The problem:
Type the records out again in full, exactly.

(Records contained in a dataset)
- - - - -

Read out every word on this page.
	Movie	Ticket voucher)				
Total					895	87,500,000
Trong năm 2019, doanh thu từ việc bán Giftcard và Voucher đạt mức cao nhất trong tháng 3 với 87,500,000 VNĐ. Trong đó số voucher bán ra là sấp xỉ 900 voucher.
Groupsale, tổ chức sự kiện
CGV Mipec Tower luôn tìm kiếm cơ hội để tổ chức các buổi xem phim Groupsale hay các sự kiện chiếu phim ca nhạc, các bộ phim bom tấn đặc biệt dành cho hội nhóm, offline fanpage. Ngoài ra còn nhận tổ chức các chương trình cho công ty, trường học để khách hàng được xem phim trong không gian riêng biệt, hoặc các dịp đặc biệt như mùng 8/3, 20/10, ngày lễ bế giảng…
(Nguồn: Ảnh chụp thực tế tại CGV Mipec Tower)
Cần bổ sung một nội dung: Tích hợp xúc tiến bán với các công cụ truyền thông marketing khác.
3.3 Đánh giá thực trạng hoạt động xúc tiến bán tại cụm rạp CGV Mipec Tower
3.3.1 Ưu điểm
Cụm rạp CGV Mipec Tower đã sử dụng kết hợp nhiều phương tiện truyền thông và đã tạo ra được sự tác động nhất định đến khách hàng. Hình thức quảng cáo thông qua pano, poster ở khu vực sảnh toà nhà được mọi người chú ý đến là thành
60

- - - - -

Solution for this exercise:
Read out every word on this page.
	Movie	Ticket voucher)				
Total					895	87,500,000
Trong năm 2019, doanh thu từ việc bán Giftcard và Voucher đạt mức cao nhất trong tháng 3 với 87,500,000 VNĐ. Trong đó số voucher bán ra là sấp xỉ 900 voucher.
Groupsale, tổ chức sự kiện
CGV Mipec Tower luôn tìm kiếm cơ hội để tổ chức các buổi xem phim Groupsale hay các sự kiện chiếu phim ca nhạc, các bộ phim bom tấn đặc biệt dành cho hội nhóm, offline fanpage. Ngoài ra còn nhận tổ chức các chương trình cho công ty, trường học để khách hàng được xem phim trong không gian riêng biệt, hoặc các dịp đặc biệt như mùng 8/3, 20/10, ngày lễ bế giảng…
(Nguồn: Ảnh chụp thực tế tại CGV Mipec Tower)
Cần bổ sung một nội dung: Tích hợp xúc tiến bán với các công cụ truyền thông marketing khác.
3.3 Đánh giá thực trạng hoạt động xúc tiến bán tại cụm rạp CGV Mipec Tower
3.3.1 Ưu điểm
Cụm rạp CGV Mipec Tower đã sử dụng kết hợp nhiều phương tiện truyền thông và đã tạo ra được sự tác động nhất định đến khách hàng. Hình thức quảng cáo thông qua pano, poster ở khu vực sảnh toà nhà được mọi người chú ý đến là thành
60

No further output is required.